- [What is required]
Please print every record below exactly as it appears.

- [Material]

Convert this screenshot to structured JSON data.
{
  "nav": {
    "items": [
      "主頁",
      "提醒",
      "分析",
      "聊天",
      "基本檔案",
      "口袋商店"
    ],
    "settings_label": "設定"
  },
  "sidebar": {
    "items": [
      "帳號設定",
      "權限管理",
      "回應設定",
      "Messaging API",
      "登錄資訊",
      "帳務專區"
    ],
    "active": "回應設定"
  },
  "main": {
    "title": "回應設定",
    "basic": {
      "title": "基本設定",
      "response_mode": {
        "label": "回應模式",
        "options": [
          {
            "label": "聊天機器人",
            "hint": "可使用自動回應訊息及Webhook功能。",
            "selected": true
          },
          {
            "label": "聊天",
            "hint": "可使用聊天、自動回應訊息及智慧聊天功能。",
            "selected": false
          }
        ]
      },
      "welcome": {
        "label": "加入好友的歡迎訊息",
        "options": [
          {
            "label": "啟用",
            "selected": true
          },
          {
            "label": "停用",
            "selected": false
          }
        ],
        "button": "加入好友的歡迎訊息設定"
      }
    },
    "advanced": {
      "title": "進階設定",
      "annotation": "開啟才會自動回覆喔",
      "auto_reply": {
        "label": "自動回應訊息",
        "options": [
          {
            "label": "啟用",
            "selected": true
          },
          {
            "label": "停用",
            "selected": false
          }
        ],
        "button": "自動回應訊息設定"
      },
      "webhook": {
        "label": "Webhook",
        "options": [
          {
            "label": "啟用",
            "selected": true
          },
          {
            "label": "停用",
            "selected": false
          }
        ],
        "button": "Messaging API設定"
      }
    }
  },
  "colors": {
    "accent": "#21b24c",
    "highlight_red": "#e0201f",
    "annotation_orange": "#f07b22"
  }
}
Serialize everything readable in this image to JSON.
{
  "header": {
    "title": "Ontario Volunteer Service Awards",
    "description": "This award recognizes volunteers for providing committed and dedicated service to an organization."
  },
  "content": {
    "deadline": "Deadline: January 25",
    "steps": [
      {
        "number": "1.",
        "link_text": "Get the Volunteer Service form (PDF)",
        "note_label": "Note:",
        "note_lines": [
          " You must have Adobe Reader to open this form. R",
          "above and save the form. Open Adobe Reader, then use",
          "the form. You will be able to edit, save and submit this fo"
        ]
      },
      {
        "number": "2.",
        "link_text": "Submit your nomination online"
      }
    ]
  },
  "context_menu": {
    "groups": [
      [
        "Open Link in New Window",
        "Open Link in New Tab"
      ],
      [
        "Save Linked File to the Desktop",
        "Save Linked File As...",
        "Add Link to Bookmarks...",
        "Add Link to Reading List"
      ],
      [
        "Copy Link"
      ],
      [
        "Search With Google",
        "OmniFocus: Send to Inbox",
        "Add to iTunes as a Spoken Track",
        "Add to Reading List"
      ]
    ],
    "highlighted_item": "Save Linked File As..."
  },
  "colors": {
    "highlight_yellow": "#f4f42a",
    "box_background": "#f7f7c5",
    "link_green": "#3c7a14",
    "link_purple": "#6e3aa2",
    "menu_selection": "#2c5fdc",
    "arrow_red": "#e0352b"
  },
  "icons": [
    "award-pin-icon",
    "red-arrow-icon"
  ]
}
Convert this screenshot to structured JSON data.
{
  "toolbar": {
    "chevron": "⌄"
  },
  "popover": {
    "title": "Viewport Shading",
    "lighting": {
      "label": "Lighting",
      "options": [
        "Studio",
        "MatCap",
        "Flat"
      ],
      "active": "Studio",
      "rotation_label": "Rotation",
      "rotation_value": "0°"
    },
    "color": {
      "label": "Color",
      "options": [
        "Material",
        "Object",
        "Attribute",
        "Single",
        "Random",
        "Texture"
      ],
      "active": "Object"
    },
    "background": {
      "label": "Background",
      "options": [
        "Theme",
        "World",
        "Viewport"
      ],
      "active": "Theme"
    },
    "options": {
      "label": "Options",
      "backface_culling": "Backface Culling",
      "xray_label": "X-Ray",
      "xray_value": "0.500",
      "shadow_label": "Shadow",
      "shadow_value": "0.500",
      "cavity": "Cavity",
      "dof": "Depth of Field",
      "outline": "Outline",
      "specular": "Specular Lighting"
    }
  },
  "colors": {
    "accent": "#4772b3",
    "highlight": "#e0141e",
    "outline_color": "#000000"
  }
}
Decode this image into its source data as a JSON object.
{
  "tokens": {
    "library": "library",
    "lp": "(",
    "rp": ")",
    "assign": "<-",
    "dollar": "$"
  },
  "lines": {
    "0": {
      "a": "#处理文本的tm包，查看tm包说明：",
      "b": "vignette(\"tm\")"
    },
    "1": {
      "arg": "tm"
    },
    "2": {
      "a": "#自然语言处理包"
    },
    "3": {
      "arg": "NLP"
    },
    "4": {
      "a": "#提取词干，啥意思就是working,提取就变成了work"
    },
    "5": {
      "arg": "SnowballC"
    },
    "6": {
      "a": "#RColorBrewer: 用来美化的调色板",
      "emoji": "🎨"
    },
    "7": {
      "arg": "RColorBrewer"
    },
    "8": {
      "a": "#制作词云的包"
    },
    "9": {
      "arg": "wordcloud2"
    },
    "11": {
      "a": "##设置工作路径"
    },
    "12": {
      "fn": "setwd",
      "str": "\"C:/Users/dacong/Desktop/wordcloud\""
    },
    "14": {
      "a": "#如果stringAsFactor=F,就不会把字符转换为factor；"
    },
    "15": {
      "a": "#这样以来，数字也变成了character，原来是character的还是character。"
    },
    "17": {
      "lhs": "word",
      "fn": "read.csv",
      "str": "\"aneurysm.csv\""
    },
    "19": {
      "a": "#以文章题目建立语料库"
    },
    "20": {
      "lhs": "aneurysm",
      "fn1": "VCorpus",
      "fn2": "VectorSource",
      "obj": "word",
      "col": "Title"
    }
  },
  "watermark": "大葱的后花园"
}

- [Output of the task]
Convert this screenshot to structured JSON data.
{
  "nav": {
    "items": [
      "主頁",
      "提醒",
      "分析",
      "聊天",
      "基本檔案",
      "口袋商店"
    ],
    "settings_label": "設定"
  },
  "sidebar": {
    "items": [
      "帳號設定",
      "權限管理",
      "回應設定",
      "Messaging API",
      "登錄資訊",
      "帳務專區"
    ],
    "active": "回應設定"
  },
  "main": {
    "title": "回應設定",
    "basic": {
      "title": "基本設定",
      "response_mode": {
        "label": "回應模式",
        "options": [
          {
            "label": "聊天機器人",
            "hint": "可使用自動回應訊息及Webhook功能。",
            "selected": true
          },
          {
            "label": "聊天",
            "hint": "可使用聊天、自動回應訊息及智慧聊天功能。",
            "selected": false
          }
        ]
      },
      "welcome": {
        "label": "加入好友的歡迎訊息",
        "options": [
          {
            "label": "啟用",
            "selected": true
          },
          {
            "label": "停用",
            "selected": false
          }
        ],
        "button": "加入好友的歡迎訊息設定"
      }
    },
    "advanced": {
      "title": "進階設定",
      "annotation": "開啟才會自動回覆喔",
      "auto_reply": {
        "label": "自動回應訊息",
        "options": [
          {
            "label": "啟用",
            "selected": true
          },
          {
            "label": "停用",
            "selected": false
          }
        ],
        "button": "自動回應訊息設定"
      },
      "webhook": {
        "label": "Webhook",
        "options": [
          {
            "label": "啟用",
            "selected": true
          },
          {
            "label": "停用",
            "selected": false
          }
        ],
        "button": "Messaging API設定"
      }
    }
  },
  "colors": {
    "accent": "#21b24c",
    "highlight_red": "#e0201f",
    "annotation_orange": "#f07b22"
  }
}
Serialize everything readable in this image to JSON.
{
  "header": {
    "title": "Ontario Volunteer Service Awards",
    "description": "This award recognizes volunteers for providing committed and dedicated service to an organization."
  },
  "content": {
    "deadline": "Deadline: January 25",
    "steps": [
      {
        "number": "1.",
        "link_text": "Get the Volunteer Service form (PDF)",
        "note_label": "Note:",
        "note_lines": [
          " You must have Adobe Reader to open this form. R",
          "above and save the form. Open Adobe Reader, then use",
          "the form. You will be able to edit, save and submit this fo"
        ]
      },
      {
        "number": "2.",
        "link_text": "Submit your nomination online"
      }
    ]
  },
  "context_menu": {
    "groups": [
      [
        "Open Link in New Window",
        "Open Link in New Tab"
      ],
      [
        "Save Linked File to the Desktop",
        "Save Linked File As...",
        "Add Link to Bookmarks...",
        "Add Link to Reading List"
      ],
      [
        "Copy Link"
      ],
      [
        "Search With Google",
        "OmniFocus: Send to Inbox",
        "Add to iTunes as a Spoken Track",
        "Add to Reading List"
      ]
    ],
    "highlighted_item": "Save Linked File As..."
  },
  "colors": {
    "highlight_yellow": "#f4f42a",
    "box_background": "#f7f7c5",
    "link_green": "#3c7a14",
    "link_purple": "#6e3aa2",
    "menu_selection": "#2c5fdc",
    "arrow_red": "#e0352b"
  },
  "icons": [
    "award-pin-icon",
    "red-arrow-icon"
  ]
}
Convert this screenshot to structured JSON data.
{
  "toolbar": {
    "chevron": "⌄"
  },
  "popover": {
    "title": "Viewport Shading",
    "lighting": {
      "label": "Lighting",
      "options": [
        "Studio",
        "MatCap",
        "Flat"
      ],
      "active": "Studio",
      "rotation_label": "Rotation",
      "rotation_value": "0°"
    },
    "color": {
      "label": "Color",
      "options": [
        "Material",
        "Object",
        "Attribute",
        "Single",
        "Random",
        "Texture"
      ],
      "active": "Object"
    },
    "background": {
      "label": "Background",
      "options": [
        "Theme",
        "World",
        "Viewport"
      ],
      "active": "Theme"
    },
    "options": {
      "label": "Options",
      "backface_culling": "Backface Culling",
      "xray_label": "X-Ray",
      "xray_value": "0.500",
      "shadow_label": "Shadow",
      "shadow_value": "0.500",
      "cavity": "Cavity",
      "dof": "Depth of Field",
      "outline": "Outline",
      "specular": "Specular Lighting"
    }
  },
  "colors": {
    "accent": "#4772b3",
    "highlight": "#e0141e",
    "outline_color": "#000000"
  }
}
Decode this image into its source data as a JSON object.
{
  "tokens": {
    "library": "library",
    "lp": "(",
    "rp": ")",
    "assign": "<-",
    "dollar": "$"
  },
  "lines": {
    "0": {
      "a": "#处理文本的tm包，查看tm包说明：",
      "b": "vignette(\"tm\")"
    },
    "1": {
      "arg": "tm"
    },
    "2": {
      "a": "#自然语言处理包"
    },
    "3": {
      "arg": "NLP"
    },
    "4": {
      "a": "#提取词干，啥意思就是working,提取就变成了work"
    },
    "5": {
      "arg": "SnowballC"
    },
    "6": {
      "a": "#RColorBrewer: 用来美化的调色板",
      "emoji": "🎨"
    },
    "7": {
      "arg": "RColorBrewer"
    },
    "8": {
      "a": "#制作词云的包"
    },
    "9": {
      "arg": "wordcloud2"
    },
    "11": {
      "a": "##设置工作路径"
    },
    "12": {
      "fn": "setwd",
      "str": "\"C:/Users/dacong/Desktop/wordcloud\""
    },
    "14": {
      "a": "#如果stringAsFactor=F,就不会把字符转换为factor；"
    },
    "15": {
      "a": "#这样以来，数字也变成了character，原来是character的还是character。"
    },
    "17": {
      "lhs": "word",
      "fn": "read.csv",
      "str": "\"aneurysm.csv\""
    },
    "19": {
      "a": "#以文章题目建立语料库"
    },
    "20": {
      "lhs": "aneurysm",
      "fn1": "VCorpus",
      "fn2": "VectorSource",
      "obj": "word",
      "col": "Title"
    }
  },
  "watermark": "大葱的后花园"
}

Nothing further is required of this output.